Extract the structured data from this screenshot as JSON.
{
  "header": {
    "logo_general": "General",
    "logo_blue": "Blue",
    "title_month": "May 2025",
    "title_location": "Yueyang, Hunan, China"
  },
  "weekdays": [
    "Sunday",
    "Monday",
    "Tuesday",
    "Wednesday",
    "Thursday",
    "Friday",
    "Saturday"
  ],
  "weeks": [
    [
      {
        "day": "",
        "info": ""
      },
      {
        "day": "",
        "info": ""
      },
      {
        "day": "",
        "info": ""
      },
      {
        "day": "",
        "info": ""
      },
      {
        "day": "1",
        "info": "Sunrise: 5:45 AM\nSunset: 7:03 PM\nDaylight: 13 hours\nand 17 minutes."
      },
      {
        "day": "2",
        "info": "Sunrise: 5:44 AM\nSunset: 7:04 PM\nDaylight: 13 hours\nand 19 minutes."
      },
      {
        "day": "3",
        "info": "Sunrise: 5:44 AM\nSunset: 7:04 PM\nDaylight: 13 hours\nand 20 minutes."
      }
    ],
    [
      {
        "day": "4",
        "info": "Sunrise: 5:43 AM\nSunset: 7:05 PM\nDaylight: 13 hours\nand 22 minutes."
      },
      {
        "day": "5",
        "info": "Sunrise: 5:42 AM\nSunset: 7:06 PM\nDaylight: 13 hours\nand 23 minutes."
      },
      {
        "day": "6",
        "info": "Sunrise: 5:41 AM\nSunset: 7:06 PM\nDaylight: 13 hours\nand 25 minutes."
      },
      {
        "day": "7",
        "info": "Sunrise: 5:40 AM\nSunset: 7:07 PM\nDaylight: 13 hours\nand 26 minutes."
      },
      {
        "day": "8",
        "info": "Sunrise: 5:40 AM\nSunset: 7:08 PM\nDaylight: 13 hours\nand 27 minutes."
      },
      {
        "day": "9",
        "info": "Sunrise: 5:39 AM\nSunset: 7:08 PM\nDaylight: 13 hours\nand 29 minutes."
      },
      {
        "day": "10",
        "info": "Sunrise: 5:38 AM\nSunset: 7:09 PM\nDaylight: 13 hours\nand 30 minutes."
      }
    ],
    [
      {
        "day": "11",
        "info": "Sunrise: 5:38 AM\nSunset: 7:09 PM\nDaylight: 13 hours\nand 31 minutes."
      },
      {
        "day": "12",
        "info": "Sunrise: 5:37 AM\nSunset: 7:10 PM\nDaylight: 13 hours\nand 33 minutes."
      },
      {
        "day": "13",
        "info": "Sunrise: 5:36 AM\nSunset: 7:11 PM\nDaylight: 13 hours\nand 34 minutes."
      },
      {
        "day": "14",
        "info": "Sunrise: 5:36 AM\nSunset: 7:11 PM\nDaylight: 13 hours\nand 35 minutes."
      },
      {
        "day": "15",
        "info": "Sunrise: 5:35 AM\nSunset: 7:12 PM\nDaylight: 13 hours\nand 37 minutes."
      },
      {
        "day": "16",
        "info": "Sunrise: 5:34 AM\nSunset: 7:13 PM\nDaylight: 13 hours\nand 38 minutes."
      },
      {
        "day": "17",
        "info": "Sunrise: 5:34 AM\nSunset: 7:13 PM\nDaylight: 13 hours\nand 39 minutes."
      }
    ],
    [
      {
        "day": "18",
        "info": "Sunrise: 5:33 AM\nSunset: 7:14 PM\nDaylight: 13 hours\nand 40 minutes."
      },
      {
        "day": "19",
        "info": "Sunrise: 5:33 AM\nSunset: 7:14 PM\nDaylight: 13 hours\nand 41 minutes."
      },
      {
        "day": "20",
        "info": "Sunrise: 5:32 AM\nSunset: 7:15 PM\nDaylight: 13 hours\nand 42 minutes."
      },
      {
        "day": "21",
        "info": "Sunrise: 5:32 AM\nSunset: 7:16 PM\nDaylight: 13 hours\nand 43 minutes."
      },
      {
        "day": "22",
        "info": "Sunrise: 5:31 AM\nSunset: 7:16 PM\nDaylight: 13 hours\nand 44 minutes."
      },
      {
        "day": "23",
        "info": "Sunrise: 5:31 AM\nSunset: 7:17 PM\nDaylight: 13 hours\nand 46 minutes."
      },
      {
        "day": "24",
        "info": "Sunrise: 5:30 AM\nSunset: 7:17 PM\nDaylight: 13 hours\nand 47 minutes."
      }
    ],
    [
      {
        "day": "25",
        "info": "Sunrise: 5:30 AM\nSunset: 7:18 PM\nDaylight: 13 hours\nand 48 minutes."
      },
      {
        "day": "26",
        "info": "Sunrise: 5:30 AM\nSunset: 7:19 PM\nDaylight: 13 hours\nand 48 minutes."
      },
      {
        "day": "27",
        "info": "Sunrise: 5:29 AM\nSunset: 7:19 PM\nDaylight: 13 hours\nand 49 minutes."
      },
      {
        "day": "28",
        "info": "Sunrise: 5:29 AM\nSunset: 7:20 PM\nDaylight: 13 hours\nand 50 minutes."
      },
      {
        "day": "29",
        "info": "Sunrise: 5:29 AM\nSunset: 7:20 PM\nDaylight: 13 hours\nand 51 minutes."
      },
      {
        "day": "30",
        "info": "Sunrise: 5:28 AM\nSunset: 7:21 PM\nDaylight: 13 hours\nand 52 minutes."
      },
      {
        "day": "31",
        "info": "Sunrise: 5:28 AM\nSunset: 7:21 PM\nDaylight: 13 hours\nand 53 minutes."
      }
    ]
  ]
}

● REQUIREMENT: Retype the records above exactly.

● THE COMPLETED TASK:
Extract the structured data from this screenshot as JSON.
{
  "header": {
    "logo_general": "General",
    "logo_blue": "Blue",
    "title_month": "May 2025",
    "title_location": "Yueyang, Hunan, China"
  },
  "weekdays": [
    "Sunday",
    "Monday",
    "Tuesday",
    "Wednesday",
    "Thursday",
    "Friday",
    "Saturday"
  ],
  "weeks": [
    [
      {
        "day": "",
        "info": ""
      },
      {
        "day": "",
        "info": ""
      },
      {
        "day": "",
        "info": ""
      },
      {
        "day": "",
        "info": ""
      },
      {
        "day": "1",
        "info": "Sunrise: 5:45 AM\nSunset: 7:03 PM\nDaylight: 13 hours\nand 17 minutes."
      },
      {
        "day": "2",
        "info": "Sunrise: 5:44 AM\nSunset: 7:04 PM\nDaylight: 13 hours\nand 19 minutes."
      },
      {
        "day": "3",
        "info": "Sunrise: 5:44 AM\nSunset: 7:04 PM\nDaylight: 13 hours\nand 20 minutes."
      }
    ],
    [
      {
        "day": "4",
        "info": "Sunrise: 5:43 AM\nSunset: 7:05 PM\nDaylight: 13 hours\nand 22 minutes."
      },
      {
        "day": "5",
        "info": "Sunrise: 5:42 AM\nSunset: 7:06 PM\nDaylight: 13 hours\nand 23 minutes."
      },
      {
        "day": "6",
        "info": "Sunrise: 5:41 AM\nSunset: 7:06 PM\nDaylight: 13 hours\nand 25 minutes."
      },
      {
        "day": "7",
        "info": "Sunrise: 5:40 AM\nSunset: 7:07 PM\nDaylight: 13 hours\nand 26 minutes."
      },
      {
        "day": "8",
        "info": "Sunrise: 5:40 AM\nSunset: 7:08 PM\nDaylight: 13 hours\nand 27 minutes."
      },
      {
        "day": "9",
        "info": "Sunrise: 5:39 AM\nSunset: 7:08 PM\nDaylight: 13 hours\nand 29 minutes."
      },
      {
        "day": "10",
        "info": "Sunrise: 5:38 AM\nSunset: 7:09 PM\nDaylight: 13 hours\nand 30 minutes."
      }
    ],
    [
      {
        "day": "11",
        "info": "Sunrise: 5:38 AM\nSunset: 7:09 PM\nDaylight: 13 hours\nand 31 minutes."
      },
      {
        "day": "12",
        "info": "Sunrise: 5:37 AM\nSunset: 7:10 PM\nDaylight: 13 hours\nand 33 minutes."
      },
      {
        "day": "13",
        "info": "Sunrise: 5:36 AM\nSunset: 7:11 PM\nDaylight: 13 hours\nand 34 minutes."
      },
      {
        "day": "14",
        "info": "Sunrise: 5:36 AM\nSunset: 7:11 PM\nDaylight: 13 hours\nand 35 minutes."
      },
      {
        "day": "15",
        "info": "Sunrise: 5:35 AM\nSunset: 7:12 PM\nDaylight: 13 hours\nand 37 minutes."
      },
      {
        "day": "16",
        "info": "Sunrise: 5:34 AM\nSunset: 7:13 PM\nDaylight: 13 hours\nand 38 minutes."
      },
      {
        "day": "17",
        "info": "Sunrise: 5:34 AM\nSunset: 7:13 PM\nDaylight: 13 hours\nand 39 minutes."
      }
    ],
    [
      {
        "day": "18",
        "info": "Sunrise: 5:33 AM\nSunset: 7:14 PM\nDaylight: 13 hours\nand 40 minutes."
      },
      {
        "day": "19",
        "info": "Sunrise: 5:33 AM\nSunset: 7:14 PM\nDaylight: 13 hours\nand 41 minutes."
      },
      {
        "day": "20",
        "info": "Sunrise: 5:32 AM\nSunset: 7:15 PM\nDaylight: 13 hours\nand 42 minutes."
      },
      {
        "day": "21",
        "info": "Sunrise: 5:32 AM\nSunset: 7:16 PM\nDaylight: 13 hours\nand 43 minutes."
      },
      {
        "day": "22",
        "info": "Sunrise: 5:31 AM\nSunset: 7:16 PM\nDaylight: 13 hours\nand 44 minutes."
      },
      {
        "day": "23",
        "info": "Sunrise: 5:31 AM\nSunset: 7:17 PM\nDaylight: 13 hours\nand 46 minutes."
      },
      {
        "day": "24",
        "info": "Sunrise: 5:30 AM\nSunset: 7:17 PM\nDaylight: 13 hours\nand 47 minutes."
      }
    ],
    [
      {
        "day": "25",
        "info": "Sunrise: 5:30 AM\nSunset: 7:18 PM\nDaylight: 13 hours\nand 48 minutes."
      },
      {
        "day": "26",
        "info": "Sunrise: 5:30 AM\nSunset: 7:19 PM\nDaylight: 13 hours\nand 48 minutes."
      },
      {
        "day": "27",
        "info": "Sunrise: 5:29 AM\nSunset: 7:19 PM\nDaylight: 13 hours\nand 49 minutes."
      },
      {
        "day": "28",
        "info": "Sunrise: 5:29 AM\nSunset: 7:20 PM\nDaylight: 13 hours\nand 50 minutes."
      },
      {
        "day": "29",
        "info": "Sunrise: 5:29 AM\nSunset: 7:20 PM\nDaylight: 13 hours\nand 51 minutes."
      },
      {
        "day": "30",
        "info": "Sunrise: 5:28 AM\nSunset: 7:21 PM\nDaylight: 13 hours\nand 52 minutes."
      },
      {
        "day": "31",
        "info": "Sunrise: 5:28 AM\nSunset: 7:21 PM\nDaylight: 13 hours\nand 53 minutes."
      }
    ]
  ]
}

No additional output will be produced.